WRITTEN PROBLEM: Locate each line with the string "JSON" in the listing below and copy it.

▽

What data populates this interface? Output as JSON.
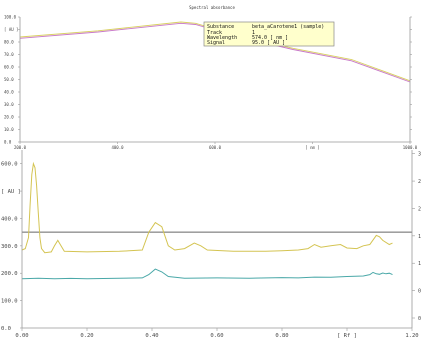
{
  "chart_data": [
    {
      "type": "line",
      "title": "Spectral absorbance",
      "ylabel": "[ AU ]",
      "xlabel": "",
      "xlim": [
        200.0,
        1000.0
      ],
      "ylim": [
        0,
        100
      ],
      "y_ticks": [
        "100.0",
        "[ AU ]",
        "80.0",
        "70.0",
        "60.0",
        "50.0",
        "40.0",
        "30.0",
        "20.0",
        "10.0",
        "0.0"
      ],
      "x_ticks": [
        "200.0",
        "400.0",
        "600.0",
        "[ nm ]",
        "1000.0"
      ],
      "grid": false,
      "series": [
        {
          "values": [
            [
              200,
              83
            ],
            [
              360,
              88
            ],
            [
              530,
              95
            ],
            [
              560,
              94
            ],
            [
              640,
              85
            ],
            [
              760,
              74
            ],
            [
              880,
              65
            ],
            [
              1000,
              48
            ]
          ],
          "color": "#c878c8"
        },
        {
          "values": [
            [
              200,
              84
            ],
            [
              360,
              89
            ],
            [
              530,
              96
            ],
            [
              560,
              95
            ],
            [
              640,
              86
            ],
            [
              760,
              75
            ],
            [
              880,
              66
            ],
            [
              1000,
              49
            ]
          ],
          "color": "#d8d060"
        }
      ],
      "info_box": {
        "rows": [
          {
            "label": "Substance",
            "value": "beta_aCarotene1 (sample)"
          },
          {
            "label": "Track",
            "value": "1"
          },
          {
            "label": "Wavelength",
            "value": "574.0 [ nm ]"
          },
          {
            "label": "Signal",
            "value": "95.0 [ AU ]"
          }
        ]
      }
    },
    {
      "type": "line",
      "title": "",
      "ylabel": "[ AU ]",
      "xlabel": "[ Rf ]",
      "xlim": [
        0.0,
        1.2
      ],
      "ylim": [
        0,
        650
      ],
      "y_ticks": [
        "600.0",
        "[ AU ]",
        "400.0",
        "300.0",
        "200.0",
        "100.0",
        "0.0"
      ],
      "x_ticks": [
        "0.00",
        "0.20",
        "0.40",
        "0.60",
        "0.80",
        "[ Rf ]",
        "1.20"
      ],
      "right_ticks": [
        "3",
        "2",
        "2",
        "1",
        "1",
        "0",
        "0"
      ],
      "baseline_value": 350,
      "baseline_color": "#666666",
      "series": [
        {
          "color": "#d4c452",
          "values": [
            [
              0.0,
              285
            ],
            [
              0.01,
              290
            ],
            [
              0.02,
              330
            ],
            [
              0.025,
              450
            ],
            [
              0.03,
              560
            ],
            [
              0.035,
              600
            ],
            [
              0.04,
              585
            ],
            [
              0.045,
              520
            ],
            [
              0.05,
              420
            ],
            [
              0.055,
              330
            ],
            [
              0.06,
              290
            ],
            [
              0.07,
              275
            ],
            [
              0.09,
              278
            ],
            [
              0.1,
              300
            ],
            [
              0.11,
              320
            ],
            [
              0.12,
              300
            ],
            [
              0.13,
              280
            ],
            [
              0.2,
              278
            ],
            [
              0.3,
              280
            ],
            [
              0.37,
              285
            ],
            [
              0.39,
              350
            ],
            [
              0.41,
              385
            ],
            [
              0.43,
              370
            ],
            [
              0.45,
              300
            ],
            [
              0.47,
              285
            ],
            [
              0.5,
              290
            ],
            [
              0.53,
              310
            ],
            [
              0.55,
              300
            ],
            [
              0.57,
              285
            ],
            [
              0.65,
              280
            ],
            [
              0.75,
              280
            ],
            [
              0.8,
              282
            ],
            [
              0.85,
              285
            ],
            [
              0.88,
              290
            ],
            [
              0.9,
              305
            ],
            [
              0.92,
              295
            ],
            [
              0.95,
              300
            ],
            [
              0.98,
              305
            ],
            [
              1.0,
              292
            ],
            [
              1.03,
              290
            ],
            [
              1.05,
              300
            ],
            [
              1.07,
              305
            ],
            [
              1.09,
              338
            ],
            [
              1.1,
              333
            ],
            [
              1.11,
              320
            ],
            [
              1.13,
              305
            ],
            [
              1.14,
              310
            ]
          ]
        },
        {
          "color": "#4aa8a8",
          "values": [
            [
              0.0,
              180
            ],
            [
              0.05,
              182
            ],
            [
              0.1,
              180
            ],
            [
              0.15,
              181
            ],
            [
              0.2,
              180
            ],
            [
              0.3,
              182
            ],
            [
              0.37,
              183
            ],
            [
              0.39,
              195
            ],
            [
              0.41,
              215
            ],
            [
              0.43,
              205
            ],
            [
              0.45,
              188
            ],
            [
              0.5,
              182
            ],
            [
              0.6,
              183
            ],
            [
              0.7,
              182
            ],
            [
              0.8,
              184
            ],
            [
              0.85,
              183
            ],
            [
              0.9,
              186
            ],
            [
              0.95,
              185
            ],
            [
              1.0,
              188
            ],
            [
              1.05,
              190
            ],
            [
              1.07,
              195
            ],
            [
              1.08,
              203
            ],
            [
              1.09,
              198
            ],
            [
              1.1,
              196
            ],
            [
              1.11,
              201
            ],
            [
              1.12,
              198
            ],
            [
              1.13,
              200
            ],
            [
              1.14,
              195
            ]
          ]
        }
      ]
    }
  ]
}
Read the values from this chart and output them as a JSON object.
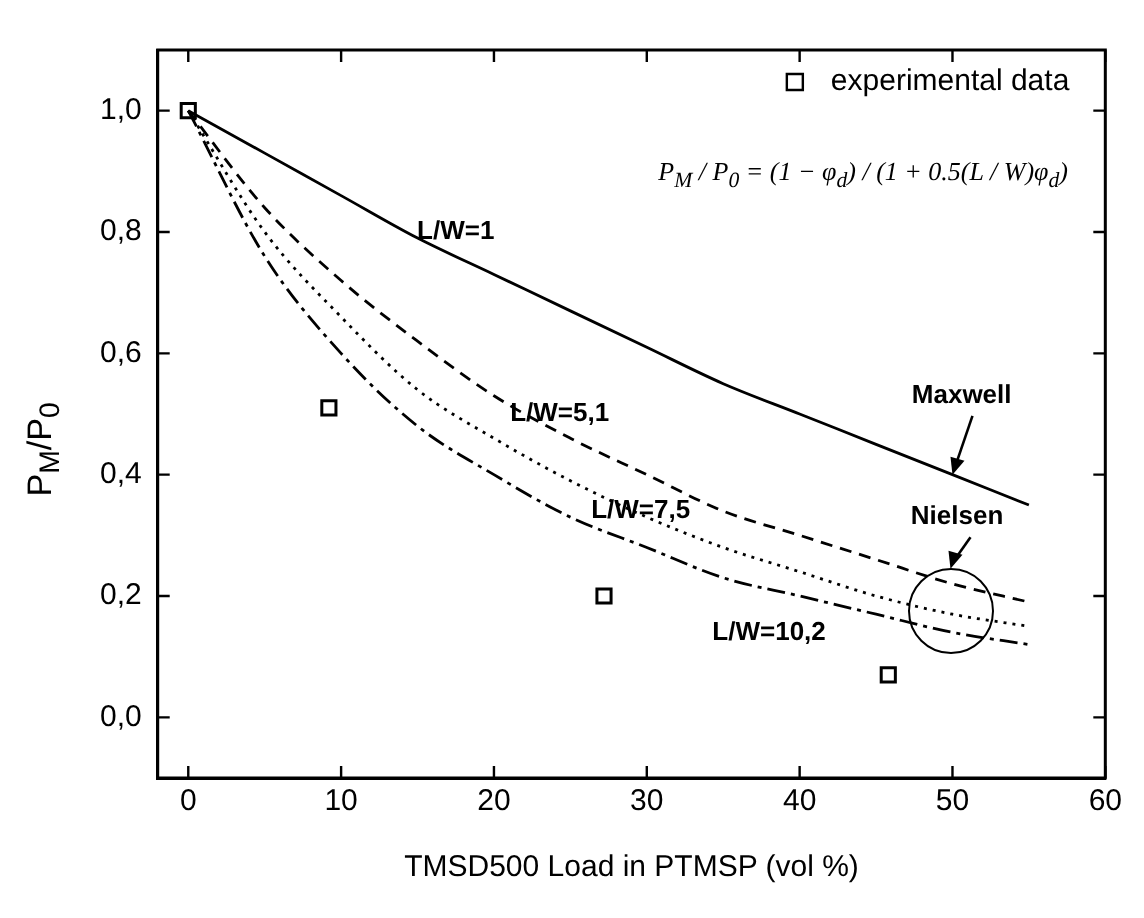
{
  "chart_data": {
    "type": "line",
    "xlabel": "TMSD500 Load in PTMSP (vol %)",
    "ylabel": "P$_{M}$/P$_{0}$",
    "xlim": [
      -2,
      60
    ],
    "xticks": [
      0,
      10,
      20,
      30,
      40,
      50,
      60
    ],
    "ylim": [
      -0.1,
      1.1
    ],
    "yticks": [
      {
        "value": 0,
        "label": "0,0"
      },
      {
        "value": 0.2,
        "label": "0,2"
      },
      {
        "value": 0.4,
        "label": "0,4"
      },
      {
        "value": 0.6,
        "label": "0,6"
      },
      {
        "value": 0.8,
        "label": "0,8"
      },
      {
        "value": 1,
        "label": "1,0"
      }
    ],
    "grid": false,
    "legend": "top right",
    "series": [
      {
        "name": "experimental data",
        "type": "scatter",
        "marker": "square",
        "color": "#000000",
        "x": [
          0,
          9.2,
          27.2,
          45.8
        ],
        "values": [
          1.0,
          0.51,
          0.2,
          0.07
        ]
      },
      {
        "name": "L/W=1",
        "marker": "none",
        "line_style": "solid",
        "color": "#000000",
        "x": [
          0,
          5,
          10,
          15,
          20,
          25,
          30,
          35,
          40,
          45,
          50,
          55
        ],
        "values": [
          1.0,
          0.93,
          0.86,
          0.79,
          0.73,
          0.67,
          0.61,
          0.55,
          0.5,
          0.45,
          0.4,
          0.35
        ]
      },
      {
        "name": "L/W=5,1",
        "marker": "none",
        "line_style": "dashed",
        "color": "#000000",
        "x": [
          0,
          5,
          10,
          15,
          20,
          25,
          30,
          35,
          40,
          45,
          50,
          55
        ],
        "values": [
          1.0,
          0.84,
          0.72,
          0.62,
          0.53,
          0.46,
          0.4,
          0.34,
          0.3,
          0.26,
          0.22,
          0.19
        ]
      },
      {
        "name": "L/W=7,5",
        "marker": "none",
        "line_style": "dotted",
        "color": "#000000",
        "x": [
          0,
          5,
          10,
          15,
          20,
          25,
          30,
          35,
          40,
          45,
          50,
          55
        ],
        "values": [
          1.0,
          0.8,
          0.66,
          0.54,
          0.46,
          0.39,
          0.33,
          0.28,
          0.24,
          0.2,
          0.17,
          0.15
        ]
      },
      {
        "name": "L/W=10,2",
        "marker": "none",
        "line_style": "dashdot",
        "color": "#000000",
        "x": [
          0,
          5,
          10,
          15,
          20,
          25,
          30,
          35,
          40,
          45,
          50,
          55
        ],
        "values": [
          1.0,
          0.76,
          0.6,
          0.48,
          0.4,
          0.33,
          0.28,
          0.23,
          0.2,
          0.17,
          0.14,
          0.12
        ]
      }
    ],
    "annotations": [
      {
        "text": "Maxwell",
        "x": 50,
        "y": 0.4
      },
      {
        "text": "Nielsen",
        "x": 50,
        "y": 0.245
      },
      "P$_{M}$ / P$_{0}$ = (1 − φ$_{d}$) / (1 + 0.5(L / W)φ$_{d}$)"
    ]
  }
}
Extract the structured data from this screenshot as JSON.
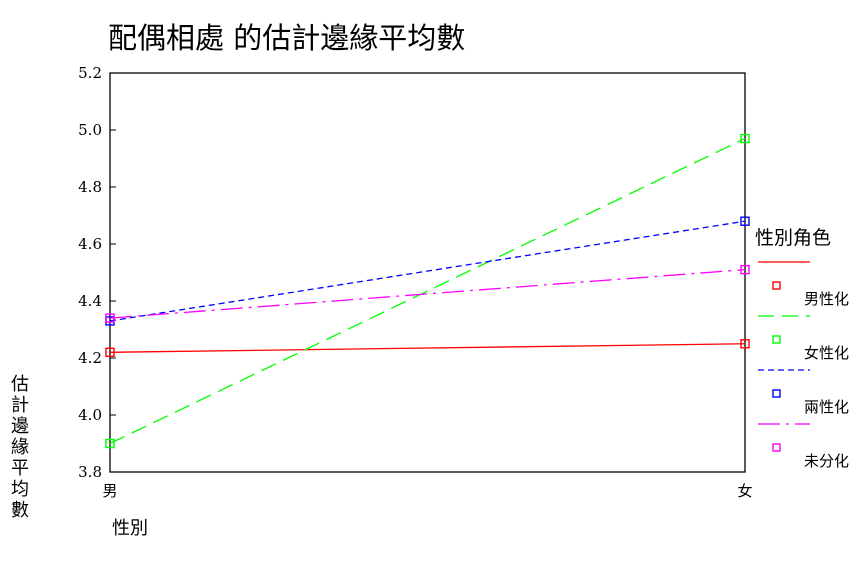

△

SOLUTION TO THE EXERCISE:
What data populates this interface? Output as JSON.
Read the values from this chart and output them as a JSON object.
Extract the structured data from this screenshot as JSON.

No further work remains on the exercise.